### DATA SHOWN

**********

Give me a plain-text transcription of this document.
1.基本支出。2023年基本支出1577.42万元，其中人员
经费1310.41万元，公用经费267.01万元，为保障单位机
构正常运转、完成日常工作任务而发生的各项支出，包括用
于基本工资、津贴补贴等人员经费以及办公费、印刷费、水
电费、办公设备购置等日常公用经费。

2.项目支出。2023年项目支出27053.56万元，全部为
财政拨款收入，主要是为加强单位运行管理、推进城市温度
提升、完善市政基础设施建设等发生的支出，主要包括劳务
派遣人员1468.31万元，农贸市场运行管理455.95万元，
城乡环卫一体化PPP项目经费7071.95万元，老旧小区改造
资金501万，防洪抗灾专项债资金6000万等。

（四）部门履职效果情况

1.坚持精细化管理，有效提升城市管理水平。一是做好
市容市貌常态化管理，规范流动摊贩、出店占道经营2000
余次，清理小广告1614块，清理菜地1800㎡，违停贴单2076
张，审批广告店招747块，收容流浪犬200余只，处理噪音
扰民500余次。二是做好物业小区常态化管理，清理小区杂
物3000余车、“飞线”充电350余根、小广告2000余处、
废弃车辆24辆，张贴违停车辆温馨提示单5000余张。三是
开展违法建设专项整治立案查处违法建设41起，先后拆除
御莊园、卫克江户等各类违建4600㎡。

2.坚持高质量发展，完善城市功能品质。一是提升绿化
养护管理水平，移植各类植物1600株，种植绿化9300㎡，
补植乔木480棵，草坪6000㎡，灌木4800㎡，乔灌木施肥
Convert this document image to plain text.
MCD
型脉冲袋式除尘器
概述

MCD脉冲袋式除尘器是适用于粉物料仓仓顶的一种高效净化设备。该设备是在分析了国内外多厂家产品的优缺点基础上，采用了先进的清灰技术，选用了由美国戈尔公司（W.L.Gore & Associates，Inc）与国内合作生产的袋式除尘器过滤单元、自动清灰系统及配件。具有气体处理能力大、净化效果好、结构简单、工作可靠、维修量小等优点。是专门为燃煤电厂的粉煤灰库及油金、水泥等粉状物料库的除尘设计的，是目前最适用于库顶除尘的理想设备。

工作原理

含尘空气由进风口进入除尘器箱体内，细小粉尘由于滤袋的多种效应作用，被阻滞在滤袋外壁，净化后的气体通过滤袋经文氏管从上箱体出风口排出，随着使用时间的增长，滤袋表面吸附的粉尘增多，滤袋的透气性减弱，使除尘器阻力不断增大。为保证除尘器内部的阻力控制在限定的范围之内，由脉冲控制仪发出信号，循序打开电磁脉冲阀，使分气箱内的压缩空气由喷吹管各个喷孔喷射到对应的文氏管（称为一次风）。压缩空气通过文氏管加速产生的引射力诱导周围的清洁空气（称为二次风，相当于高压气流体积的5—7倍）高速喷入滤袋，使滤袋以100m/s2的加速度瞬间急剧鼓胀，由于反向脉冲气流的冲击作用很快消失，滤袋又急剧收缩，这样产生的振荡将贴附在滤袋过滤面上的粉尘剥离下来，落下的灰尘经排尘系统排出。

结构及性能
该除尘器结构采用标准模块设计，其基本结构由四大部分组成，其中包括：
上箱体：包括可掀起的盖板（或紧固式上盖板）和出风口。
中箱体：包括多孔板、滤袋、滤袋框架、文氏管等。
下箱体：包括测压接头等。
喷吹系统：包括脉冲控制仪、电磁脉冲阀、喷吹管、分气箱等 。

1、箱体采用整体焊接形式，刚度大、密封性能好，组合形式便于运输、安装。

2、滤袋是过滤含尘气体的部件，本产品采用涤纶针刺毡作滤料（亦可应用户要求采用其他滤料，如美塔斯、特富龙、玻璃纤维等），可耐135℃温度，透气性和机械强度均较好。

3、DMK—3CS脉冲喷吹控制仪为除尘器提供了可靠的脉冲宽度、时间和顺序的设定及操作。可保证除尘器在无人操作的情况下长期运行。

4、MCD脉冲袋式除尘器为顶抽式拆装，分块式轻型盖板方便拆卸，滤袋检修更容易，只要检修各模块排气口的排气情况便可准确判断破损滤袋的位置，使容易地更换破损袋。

**********

### TASK BRIEF
Reply with nothing but the number of lines that contain the word "text".

### SOLUTION TO THIS EXERCISE
2